## DOCUMENT EXTRACT
:::

Adan Kovinich (29:58):
You only grow when you’re uncomfortable. Nobody grows in comfort. And that goes for everything, in business, in life, in relationships. If you are comfortable, you’re not growing. And so Lisa loves to find ways to make us uncomfortable because she believes in us being able to grow. I think that’s such a testament to Lisa as being able to see value in so many people and in everyone that even when you say to her, “I don’t want to do that anymore, it’s stressing me out. I’m feeling uncomfortable. This is the last thing on earth I want to be doing.” And Lisa says, “I’m going to make you the best at that and I’m going to show you how to get there. And we’re going to work together, and we’re going to grow together.” And you’re going to be uncomfortable. And you’re going to have to look in the mirror and really think to yourself like, “Whoa, that’s what I’ve been doing.” And then we’re going to push past it, and you’re right on the other side are the best things in life. I totally butchered that, the best things in life are on the other side of fear.
Cass Bald (31:00):
I think this podcast episode is actually a really great example of that too because I don’t really like the sound of my own voice. And I don’t always think I sound the most intelligent when I’m speaking and it makes me uncomfortable. But when we said, “Okay, we kind of want to record an episode.” She was all for it and she pushed us to do this.
Adan Kovinich (31:31):
Yeah, she was excited. I had said to her, “I’m looking forward to recording the episode and don’t worry, we are going to take care of your podcast.” And she said, “Don’t worry, I know.” Like there was no question. I think the doubt was more in me than in her.
Cass Bald (31:49):
She said, “Don’t worry, I know you guys will do great. Just don’t drop any F bombs.”
Adan Kovinich (31:55):
Which I think we’re doing pretty well, right. I don’t think we’ve dropped a single one.
Cass Bald (31:59):
No, no profanity so far. Okay. So then number eight is that Lisa’s just an incredible leader. And the reason she wants us to grow as much as she does is because she cares so deeply about her employees. And I look up to her and her leadership because I respect so much how much she does for every single one of her employees and how much she cares about every single one of us. Adan, I think you have the best story to explain just how much Lisa cares. I think in your first day of being on the team, you tell it, what happened?
Adan Kovinich (32:50):
Yeah. I started April 1st, so this is like April 16th. I actually remember the day, it was a Sunday afternoon. And my dog is a… I rescued my dog from South Korea and he is a runner. He will run away from just about anything. And he was hit by a car and it was really touch and go for a little while, thank God he’s still alive today to tell the tale of his second time being hit by a car. But I had to tell Lisa and Cassy, “Hey, I know I just started here. I know you guys hardly know me, but my dog was hit by a car. And I really need to take care of him.” He had a broken hip and a broken jaw and I couldn’t be a present employee.

:::

## GIVEN EXERCISE
Pick up the podcast transcript about working for Lisa at the point where it stops, and carry Adan's account forward. None of the material after this text plays any part here.

## PROVIDED DATA
:::

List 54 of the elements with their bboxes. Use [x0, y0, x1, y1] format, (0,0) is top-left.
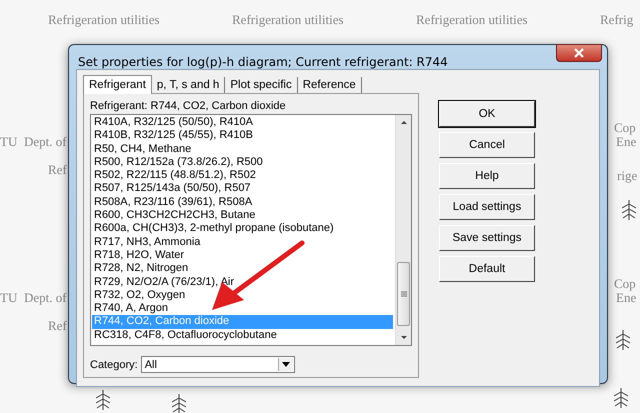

:::

## RESPONSE
Adan Kovinich (33:38):
So my first three weeks really being an employee of LLG, I couldn’t be who I wanted to be. And Lisa was sending me words of encouragement, asking me how my dog was all the time. And it meant so much because I knew in my role, I wasn’t going to see Lisa a lot because of managing the whole team but made herself known to me. She made herself a support system for me, if something bad happened to Tito, she was the first person to say something and help me out, words of encouragement talking about her dogs. And she has dachshunds. And Tito is also a dog with short legs. And so we were talking about that and she just, she made me feel a part of the team right away, even though it was under terrible circumstances. She made me really feel I was in a special place-
Cass Bald (34:31):
She cares about-
Adan Kovinich (34:32):
[inaudible 00:34:32] always do that.
Cass Bald (34:33):
Yeah. She cares about her business. Obviously, her business is extremely important to her, but she understands that your employees need to be happy and healthy and good if you want them to be good employees for you.
Adan Kovinich (34:56):
Yeah. And even if you think about Christmas time, every single employee worked so hard last year. And we went through a lot together and you guys had a change in management with myself and Adrian coming in. And there was just so much, and we all worked so hard and for her to close the office for a week to let us be with family was unbelievable and so well needed by every person. And she saw that, knew that we needed a break, and then gave it to us.
Cass Bald (35:27):
Sometimes as a business owner, you are so busy and it’s so easy to get caught up in all the things that you have on your plate and not take time to connect with all of your employees. And that’s especially true in larger businesses, but I’ve never felt that way about Lisa. I have always felt that I can go to her at any time. And she’s always made an effort to reach out to me as well.
Adan Kovinich (35:56):
And it makes you want to be a good leader.
Cass Bald (35:58):
100% [crosstalk 00:35:59] it does. Yeah, that is the lesson in this. I respect her so much for the way she treats us as employees that I want to rise to the occasion, and I want to be that too.
Adan Kovinich (36:12):
Yeah. So something else that Lisa’s taught me is that there’s opportunities to make money everywhere. But in saying that, she’s also taught me that money is not the only objection or the objective, sorry. So when I started to move into this, more of the strategic writing and sales parts of my role, I shared with Lisa because I have a background in telecommunication sales. So I worked in a retail store selling cell phones and I shared with her what my tactics were for sales and I sent her a blog.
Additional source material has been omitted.